What to work on:
Scan the material for the word "Favorites", and copy each line where it shows up.

Data records:
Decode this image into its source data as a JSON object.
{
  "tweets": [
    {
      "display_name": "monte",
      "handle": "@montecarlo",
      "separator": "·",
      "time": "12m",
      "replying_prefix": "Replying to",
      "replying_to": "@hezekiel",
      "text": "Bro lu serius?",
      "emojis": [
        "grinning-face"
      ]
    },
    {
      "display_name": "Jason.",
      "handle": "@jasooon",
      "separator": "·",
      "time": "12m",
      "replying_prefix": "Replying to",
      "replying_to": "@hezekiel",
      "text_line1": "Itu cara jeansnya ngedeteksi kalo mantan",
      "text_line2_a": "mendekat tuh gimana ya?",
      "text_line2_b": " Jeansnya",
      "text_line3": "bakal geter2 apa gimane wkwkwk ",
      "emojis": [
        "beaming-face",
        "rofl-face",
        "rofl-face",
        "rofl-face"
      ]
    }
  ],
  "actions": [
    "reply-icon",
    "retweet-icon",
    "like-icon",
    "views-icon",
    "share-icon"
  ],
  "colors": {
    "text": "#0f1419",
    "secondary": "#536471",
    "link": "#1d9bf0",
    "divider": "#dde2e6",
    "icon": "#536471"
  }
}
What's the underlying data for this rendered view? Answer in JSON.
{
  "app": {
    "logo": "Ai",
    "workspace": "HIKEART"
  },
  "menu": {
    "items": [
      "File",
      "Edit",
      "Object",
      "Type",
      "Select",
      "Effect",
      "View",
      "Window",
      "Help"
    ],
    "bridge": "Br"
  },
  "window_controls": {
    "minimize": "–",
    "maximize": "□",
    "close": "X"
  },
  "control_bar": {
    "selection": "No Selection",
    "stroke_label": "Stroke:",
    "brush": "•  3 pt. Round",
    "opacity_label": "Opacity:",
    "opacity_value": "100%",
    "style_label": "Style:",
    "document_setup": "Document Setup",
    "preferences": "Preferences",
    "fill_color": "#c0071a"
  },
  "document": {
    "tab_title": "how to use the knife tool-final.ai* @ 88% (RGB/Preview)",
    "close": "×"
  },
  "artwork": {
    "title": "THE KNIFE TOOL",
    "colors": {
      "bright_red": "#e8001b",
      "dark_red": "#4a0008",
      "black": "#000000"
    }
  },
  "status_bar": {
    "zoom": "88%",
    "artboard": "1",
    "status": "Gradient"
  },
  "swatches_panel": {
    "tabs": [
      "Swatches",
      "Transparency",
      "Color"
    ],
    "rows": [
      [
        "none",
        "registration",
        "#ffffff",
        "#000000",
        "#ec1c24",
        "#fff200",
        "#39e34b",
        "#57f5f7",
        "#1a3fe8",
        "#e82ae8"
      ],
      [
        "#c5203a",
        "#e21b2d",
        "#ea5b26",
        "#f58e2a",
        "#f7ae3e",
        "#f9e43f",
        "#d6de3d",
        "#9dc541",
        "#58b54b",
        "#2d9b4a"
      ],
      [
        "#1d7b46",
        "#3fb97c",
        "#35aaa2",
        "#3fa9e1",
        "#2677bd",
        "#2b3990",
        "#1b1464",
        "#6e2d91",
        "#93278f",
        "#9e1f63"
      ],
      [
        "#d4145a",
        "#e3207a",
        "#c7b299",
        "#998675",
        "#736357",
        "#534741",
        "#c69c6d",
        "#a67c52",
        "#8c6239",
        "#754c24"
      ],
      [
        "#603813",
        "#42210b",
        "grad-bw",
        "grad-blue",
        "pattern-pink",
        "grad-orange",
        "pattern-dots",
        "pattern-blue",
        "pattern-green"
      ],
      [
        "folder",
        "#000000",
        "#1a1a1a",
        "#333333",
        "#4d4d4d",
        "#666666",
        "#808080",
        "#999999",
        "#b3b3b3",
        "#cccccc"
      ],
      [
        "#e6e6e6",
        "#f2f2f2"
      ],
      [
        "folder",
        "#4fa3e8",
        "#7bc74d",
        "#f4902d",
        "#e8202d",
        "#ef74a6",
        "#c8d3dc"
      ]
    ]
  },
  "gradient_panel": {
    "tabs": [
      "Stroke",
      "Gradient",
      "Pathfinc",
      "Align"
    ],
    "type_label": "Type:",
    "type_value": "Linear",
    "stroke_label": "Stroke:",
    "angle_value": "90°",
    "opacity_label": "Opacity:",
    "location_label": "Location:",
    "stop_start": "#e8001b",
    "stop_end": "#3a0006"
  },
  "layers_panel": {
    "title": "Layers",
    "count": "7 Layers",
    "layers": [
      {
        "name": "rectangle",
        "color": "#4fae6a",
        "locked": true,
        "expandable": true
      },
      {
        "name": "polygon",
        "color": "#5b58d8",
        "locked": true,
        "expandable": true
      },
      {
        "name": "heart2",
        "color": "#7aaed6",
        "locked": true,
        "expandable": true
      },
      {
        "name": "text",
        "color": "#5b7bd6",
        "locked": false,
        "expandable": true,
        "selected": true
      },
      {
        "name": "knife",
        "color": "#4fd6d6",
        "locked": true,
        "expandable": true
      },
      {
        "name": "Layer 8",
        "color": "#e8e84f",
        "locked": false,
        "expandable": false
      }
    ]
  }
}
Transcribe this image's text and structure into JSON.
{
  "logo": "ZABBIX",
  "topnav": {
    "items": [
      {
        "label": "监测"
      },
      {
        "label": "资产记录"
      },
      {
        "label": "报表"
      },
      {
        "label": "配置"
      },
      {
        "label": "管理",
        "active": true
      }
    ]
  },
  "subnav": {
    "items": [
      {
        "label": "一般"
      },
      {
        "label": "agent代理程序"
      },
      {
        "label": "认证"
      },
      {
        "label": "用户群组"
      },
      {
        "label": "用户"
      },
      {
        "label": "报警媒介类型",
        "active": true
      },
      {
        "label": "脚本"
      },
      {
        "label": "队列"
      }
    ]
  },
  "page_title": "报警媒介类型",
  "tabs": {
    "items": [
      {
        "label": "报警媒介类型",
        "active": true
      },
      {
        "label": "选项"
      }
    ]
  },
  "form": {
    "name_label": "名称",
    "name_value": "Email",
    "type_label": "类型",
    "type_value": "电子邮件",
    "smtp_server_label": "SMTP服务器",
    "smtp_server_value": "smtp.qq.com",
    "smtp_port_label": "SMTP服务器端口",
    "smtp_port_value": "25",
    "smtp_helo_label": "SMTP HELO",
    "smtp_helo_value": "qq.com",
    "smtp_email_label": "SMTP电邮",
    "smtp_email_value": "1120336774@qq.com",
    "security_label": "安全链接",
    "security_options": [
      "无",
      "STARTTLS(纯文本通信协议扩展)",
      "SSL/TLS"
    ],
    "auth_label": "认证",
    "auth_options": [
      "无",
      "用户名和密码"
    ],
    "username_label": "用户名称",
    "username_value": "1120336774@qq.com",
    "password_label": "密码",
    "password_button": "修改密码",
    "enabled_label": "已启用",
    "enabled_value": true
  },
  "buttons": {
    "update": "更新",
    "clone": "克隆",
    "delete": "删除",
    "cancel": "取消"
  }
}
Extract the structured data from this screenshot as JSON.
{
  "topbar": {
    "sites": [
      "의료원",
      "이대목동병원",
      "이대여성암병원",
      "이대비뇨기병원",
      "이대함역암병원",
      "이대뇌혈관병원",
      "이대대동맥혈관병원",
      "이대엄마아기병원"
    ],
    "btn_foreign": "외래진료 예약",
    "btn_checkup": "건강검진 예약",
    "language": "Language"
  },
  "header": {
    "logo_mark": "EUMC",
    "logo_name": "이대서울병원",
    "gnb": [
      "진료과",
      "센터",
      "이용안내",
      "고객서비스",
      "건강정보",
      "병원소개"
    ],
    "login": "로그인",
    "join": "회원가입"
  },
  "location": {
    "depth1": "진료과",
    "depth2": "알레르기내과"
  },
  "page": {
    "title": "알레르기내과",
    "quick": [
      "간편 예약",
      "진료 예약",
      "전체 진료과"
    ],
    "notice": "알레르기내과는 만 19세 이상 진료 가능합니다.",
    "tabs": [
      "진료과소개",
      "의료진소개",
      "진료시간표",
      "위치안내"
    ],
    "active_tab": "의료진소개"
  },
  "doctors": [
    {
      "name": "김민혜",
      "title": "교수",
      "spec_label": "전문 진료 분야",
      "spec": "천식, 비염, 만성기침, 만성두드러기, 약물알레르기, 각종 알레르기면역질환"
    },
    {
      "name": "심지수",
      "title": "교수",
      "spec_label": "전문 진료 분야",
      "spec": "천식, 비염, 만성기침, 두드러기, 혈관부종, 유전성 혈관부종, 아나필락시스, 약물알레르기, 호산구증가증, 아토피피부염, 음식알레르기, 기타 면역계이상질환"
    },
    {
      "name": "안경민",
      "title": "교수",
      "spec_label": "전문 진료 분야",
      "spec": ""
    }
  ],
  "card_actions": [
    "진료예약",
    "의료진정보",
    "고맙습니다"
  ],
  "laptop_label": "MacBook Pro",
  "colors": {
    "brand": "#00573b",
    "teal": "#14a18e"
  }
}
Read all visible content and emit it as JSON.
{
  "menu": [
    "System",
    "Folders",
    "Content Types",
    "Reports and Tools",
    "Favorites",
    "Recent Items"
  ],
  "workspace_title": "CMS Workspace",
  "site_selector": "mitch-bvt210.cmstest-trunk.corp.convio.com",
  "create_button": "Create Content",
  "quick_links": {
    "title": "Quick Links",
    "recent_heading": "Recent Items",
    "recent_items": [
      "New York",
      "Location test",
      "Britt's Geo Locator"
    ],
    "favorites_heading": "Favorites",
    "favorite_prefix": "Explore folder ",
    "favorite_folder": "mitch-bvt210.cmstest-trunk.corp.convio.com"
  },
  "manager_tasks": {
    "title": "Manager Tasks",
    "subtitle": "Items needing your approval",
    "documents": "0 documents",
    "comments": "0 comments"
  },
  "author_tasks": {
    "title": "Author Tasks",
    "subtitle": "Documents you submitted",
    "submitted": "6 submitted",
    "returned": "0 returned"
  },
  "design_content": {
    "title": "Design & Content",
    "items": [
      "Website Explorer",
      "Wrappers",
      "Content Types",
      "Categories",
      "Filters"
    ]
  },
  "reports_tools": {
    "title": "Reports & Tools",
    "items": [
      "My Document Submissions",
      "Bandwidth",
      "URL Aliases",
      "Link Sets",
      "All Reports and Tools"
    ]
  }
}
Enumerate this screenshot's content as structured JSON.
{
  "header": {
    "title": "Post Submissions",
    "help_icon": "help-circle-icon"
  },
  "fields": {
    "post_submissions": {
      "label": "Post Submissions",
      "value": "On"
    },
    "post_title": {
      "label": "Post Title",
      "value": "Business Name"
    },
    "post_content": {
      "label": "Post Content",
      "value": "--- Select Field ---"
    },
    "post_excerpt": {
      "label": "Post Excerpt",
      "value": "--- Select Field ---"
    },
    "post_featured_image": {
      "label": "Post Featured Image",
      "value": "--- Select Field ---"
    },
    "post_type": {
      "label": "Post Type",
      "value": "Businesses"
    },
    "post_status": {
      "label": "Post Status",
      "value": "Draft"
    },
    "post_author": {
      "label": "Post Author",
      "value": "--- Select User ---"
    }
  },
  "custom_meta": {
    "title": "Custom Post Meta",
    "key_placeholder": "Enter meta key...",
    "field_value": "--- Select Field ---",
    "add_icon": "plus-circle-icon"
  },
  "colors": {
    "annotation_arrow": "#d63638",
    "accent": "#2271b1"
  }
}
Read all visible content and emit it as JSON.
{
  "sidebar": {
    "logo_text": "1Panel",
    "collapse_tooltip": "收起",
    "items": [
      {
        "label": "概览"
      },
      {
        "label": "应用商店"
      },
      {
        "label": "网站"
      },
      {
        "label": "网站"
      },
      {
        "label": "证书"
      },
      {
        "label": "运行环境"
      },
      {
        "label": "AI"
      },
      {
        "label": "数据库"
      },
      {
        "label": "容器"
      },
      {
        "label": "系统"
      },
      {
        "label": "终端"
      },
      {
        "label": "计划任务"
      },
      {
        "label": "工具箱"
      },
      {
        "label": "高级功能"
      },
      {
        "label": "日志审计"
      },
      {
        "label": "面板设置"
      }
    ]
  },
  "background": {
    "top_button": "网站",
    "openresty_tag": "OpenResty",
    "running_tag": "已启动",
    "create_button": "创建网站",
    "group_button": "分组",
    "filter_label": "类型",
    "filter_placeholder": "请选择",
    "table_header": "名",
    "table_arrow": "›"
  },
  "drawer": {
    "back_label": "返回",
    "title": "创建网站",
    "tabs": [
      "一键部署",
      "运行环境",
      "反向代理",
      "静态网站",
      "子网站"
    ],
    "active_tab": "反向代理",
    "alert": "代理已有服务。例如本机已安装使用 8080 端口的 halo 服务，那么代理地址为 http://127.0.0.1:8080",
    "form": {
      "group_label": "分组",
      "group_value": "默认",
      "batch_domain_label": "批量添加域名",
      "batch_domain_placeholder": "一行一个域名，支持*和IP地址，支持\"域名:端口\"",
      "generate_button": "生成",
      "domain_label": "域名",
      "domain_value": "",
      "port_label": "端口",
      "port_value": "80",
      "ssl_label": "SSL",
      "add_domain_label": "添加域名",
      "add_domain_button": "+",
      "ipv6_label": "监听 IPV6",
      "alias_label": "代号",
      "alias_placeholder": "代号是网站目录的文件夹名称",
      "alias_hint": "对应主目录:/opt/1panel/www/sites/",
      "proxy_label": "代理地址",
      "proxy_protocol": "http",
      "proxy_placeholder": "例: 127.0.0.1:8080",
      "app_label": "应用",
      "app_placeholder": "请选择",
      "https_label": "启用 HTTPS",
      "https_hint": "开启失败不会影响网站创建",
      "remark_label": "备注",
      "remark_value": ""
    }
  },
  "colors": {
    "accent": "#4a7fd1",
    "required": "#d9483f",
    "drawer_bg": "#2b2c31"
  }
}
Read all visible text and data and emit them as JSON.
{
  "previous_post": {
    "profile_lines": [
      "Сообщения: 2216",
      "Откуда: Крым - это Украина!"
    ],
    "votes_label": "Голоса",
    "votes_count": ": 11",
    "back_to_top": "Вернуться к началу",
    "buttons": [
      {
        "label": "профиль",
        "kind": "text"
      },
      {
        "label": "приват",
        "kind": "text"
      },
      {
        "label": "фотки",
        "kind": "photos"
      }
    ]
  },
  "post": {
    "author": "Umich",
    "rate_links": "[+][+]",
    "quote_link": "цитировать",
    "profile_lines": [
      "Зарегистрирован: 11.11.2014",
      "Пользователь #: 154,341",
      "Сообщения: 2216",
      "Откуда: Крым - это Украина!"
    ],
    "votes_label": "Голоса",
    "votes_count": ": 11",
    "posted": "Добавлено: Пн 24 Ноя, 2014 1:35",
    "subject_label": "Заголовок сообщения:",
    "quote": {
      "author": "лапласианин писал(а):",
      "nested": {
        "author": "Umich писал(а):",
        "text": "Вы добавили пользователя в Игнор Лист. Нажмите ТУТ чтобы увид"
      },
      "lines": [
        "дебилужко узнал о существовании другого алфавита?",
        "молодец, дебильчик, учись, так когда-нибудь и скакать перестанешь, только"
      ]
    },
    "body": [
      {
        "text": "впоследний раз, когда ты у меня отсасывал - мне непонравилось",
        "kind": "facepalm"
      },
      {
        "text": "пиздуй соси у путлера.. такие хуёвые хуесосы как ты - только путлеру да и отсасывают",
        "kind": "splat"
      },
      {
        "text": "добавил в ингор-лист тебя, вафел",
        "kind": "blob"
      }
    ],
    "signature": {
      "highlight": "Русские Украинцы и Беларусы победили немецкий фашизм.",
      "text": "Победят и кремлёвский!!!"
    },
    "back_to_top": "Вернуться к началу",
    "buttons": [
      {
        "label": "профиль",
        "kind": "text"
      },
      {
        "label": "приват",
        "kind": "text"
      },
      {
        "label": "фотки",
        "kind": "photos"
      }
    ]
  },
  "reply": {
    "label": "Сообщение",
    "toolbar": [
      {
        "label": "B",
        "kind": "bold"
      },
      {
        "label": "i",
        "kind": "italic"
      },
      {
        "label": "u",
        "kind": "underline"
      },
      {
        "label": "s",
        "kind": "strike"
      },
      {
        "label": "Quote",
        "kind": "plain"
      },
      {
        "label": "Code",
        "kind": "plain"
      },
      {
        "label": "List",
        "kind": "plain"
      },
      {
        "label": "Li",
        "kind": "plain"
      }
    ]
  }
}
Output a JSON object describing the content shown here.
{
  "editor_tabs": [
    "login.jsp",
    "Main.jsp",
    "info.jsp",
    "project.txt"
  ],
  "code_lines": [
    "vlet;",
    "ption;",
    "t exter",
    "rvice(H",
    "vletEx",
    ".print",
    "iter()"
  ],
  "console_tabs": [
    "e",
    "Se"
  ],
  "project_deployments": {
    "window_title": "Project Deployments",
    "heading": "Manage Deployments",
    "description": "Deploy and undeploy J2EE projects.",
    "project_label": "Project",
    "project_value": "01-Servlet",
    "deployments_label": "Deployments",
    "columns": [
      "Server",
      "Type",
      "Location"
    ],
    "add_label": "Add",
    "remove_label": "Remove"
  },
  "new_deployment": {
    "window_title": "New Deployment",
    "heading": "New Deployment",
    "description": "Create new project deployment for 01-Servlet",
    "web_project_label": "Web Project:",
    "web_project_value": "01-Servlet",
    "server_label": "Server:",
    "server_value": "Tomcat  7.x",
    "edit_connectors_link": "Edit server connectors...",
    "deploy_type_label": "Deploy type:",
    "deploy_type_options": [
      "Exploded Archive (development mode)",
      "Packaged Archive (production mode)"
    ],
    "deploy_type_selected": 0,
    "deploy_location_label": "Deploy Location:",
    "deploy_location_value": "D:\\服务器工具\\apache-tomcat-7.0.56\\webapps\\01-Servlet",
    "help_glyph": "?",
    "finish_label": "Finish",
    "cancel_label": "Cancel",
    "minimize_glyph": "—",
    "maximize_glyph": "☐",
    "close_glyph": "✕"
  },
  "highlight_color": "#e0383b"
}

Response for this exercise:
    "Favorites",
    "favorites_heading": "Favorites",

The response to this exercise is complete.